_What this task involves:_ State how many lines of the entries below hold the word "title"; reply with nothing but the number.

+++

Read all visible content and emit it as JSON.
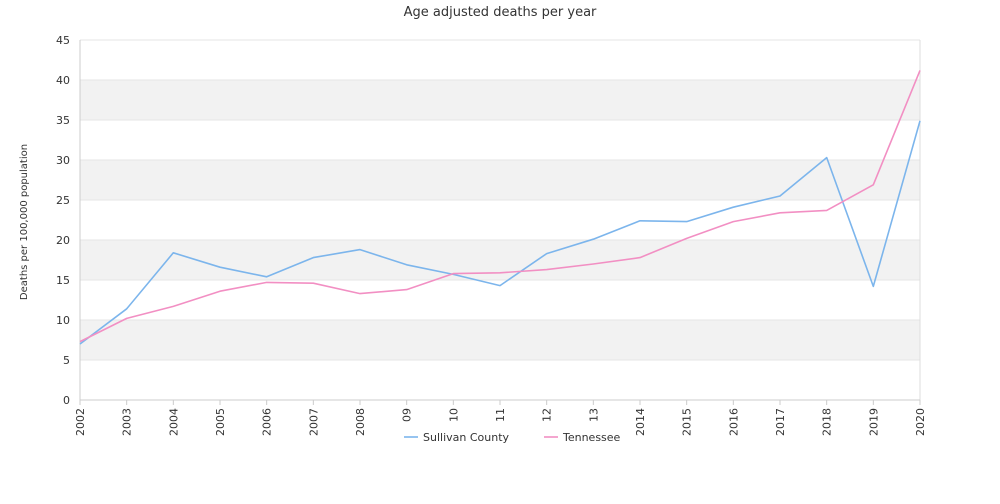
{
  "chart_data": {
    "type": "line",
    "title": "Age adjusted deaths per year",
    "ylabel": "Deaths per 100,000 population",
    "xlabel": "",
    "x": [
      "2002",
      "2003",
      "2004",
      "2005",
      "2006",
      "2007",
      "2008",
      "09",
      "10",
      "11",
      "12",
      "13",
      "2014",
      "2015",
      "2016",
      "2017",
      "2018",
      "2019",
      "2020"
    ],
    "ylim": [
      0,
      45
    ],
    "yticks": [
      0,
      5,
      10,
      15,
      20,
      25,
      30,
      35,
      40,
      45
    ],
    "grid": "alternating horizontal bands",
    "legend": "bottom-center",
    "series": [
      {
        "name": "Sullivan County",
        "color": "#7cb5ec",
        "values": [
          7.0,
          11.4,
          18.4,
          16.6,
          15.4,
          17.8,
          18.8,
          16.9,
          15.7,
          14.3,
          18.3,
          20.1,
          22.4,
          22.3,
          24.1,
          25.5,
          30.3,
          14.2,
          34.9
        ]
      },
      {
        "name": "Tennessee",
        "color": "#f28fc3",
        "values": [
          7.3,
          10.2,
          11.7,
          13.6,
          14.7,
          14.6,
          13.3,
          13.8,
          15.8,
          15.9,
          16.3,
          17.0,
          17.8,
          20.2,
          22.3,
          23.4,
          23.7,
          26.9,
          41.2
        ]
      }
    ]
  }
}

+++

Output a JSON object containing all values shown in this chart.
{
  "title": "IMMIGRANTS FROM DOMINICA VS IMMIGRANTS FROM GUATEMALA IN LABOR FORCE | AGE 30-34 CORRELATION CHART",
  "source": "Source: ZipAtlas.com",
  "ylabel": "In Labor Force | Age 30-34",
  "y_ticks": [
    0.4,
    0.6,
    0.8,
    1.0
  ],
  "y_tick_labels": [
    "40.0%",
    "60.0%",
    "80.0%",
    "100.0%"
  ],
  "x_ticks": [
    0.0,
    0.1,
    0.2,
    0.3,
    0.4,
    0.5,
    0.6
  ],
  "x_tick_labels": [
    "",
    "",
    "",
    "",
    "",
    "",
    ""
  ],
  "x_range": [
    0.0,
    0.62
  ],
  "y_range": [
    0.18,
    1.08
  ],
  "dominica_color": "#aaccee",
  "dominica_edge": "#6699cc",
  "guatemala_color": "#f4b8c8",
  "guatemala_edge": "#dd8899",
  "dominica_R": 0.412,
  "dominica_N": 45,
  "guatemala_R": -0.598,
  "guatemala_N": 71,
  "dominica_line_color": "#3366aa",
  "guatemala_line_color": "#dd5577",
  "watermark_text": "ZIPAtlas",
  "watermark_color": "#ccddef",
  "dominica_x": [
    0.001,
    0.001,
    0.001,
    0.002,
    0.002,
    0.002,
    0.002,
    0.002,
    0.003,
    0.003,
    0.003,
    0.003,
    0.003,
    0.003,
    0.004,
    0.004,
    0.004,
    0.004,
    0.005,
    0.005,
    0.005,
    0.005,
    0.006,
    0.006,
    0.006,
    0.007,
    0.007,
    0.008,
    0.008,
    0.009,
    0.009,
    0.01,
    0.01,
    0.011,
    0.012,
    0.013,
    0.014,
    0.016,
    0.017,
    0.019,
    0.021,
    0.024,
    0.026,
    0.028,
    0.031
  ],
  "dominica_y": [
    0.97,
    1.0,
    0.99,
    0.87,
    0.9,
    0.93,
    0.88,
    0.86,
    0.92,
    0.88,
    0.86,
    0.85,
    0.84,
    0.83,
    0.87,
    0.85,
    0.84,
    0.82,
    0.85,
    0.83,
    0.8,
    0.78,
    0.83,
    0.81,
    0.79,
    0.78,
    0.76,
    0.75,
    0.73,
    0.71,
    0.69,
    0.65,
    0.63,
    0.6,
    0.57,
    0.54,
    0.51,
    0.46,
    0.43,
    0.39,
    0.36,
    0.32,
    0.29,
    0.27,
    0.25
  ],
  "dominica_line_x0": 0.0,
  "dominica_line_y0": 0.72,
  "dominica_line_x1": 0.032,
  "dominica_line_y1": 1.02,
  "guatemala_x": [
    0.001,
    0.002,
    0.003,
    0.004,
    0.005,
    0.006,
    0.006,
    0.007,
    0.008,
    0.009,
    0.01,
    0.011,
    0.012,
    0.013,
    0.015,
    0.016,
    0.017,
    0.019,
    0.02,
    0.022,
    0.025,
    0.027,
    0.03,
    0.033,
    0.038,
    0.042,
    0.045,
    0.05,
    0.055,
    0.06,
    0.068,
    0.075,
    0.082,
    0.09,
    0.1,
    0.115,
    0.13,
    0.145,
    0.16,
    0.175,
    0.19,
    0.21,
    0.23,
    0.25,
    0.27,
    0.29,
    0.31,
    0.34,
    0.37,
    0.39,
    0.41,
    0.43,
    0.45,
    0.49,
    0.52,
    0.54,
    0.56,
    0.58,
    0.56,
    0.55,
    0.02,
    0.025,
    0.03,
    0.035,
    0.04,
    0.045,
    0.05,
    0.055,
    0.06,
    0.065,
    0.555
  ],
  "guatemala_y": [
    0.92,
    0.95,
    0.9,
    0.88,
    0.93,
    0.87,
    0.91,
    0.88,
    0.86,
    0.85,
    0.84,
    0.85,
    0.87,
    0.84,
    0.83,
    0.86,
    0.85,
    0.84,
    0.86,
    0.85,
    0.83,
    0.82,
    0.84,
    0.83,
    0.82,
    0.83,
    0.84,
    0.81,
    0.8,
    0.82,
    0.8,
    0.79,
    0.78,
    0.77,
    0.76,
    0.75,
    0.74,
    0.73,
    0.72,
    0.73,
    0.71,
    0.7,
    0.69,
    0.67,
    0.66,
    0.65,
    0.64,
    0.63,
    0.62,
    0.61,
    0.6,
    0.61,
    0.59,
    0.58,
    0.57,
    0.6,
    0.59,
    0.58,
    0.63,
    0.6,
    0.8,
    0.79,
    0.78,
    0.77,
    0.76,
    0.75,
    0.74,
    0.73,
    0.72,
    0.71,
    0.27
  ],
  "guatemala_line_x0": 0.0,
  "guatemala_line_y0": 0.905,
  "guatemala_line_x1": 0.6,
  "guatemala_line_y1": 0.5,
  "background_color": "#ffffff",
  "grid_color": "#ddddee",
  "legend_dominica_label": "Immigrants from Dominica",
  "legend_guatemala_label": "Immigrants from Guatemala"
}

+++

_Solved exercise:_ 2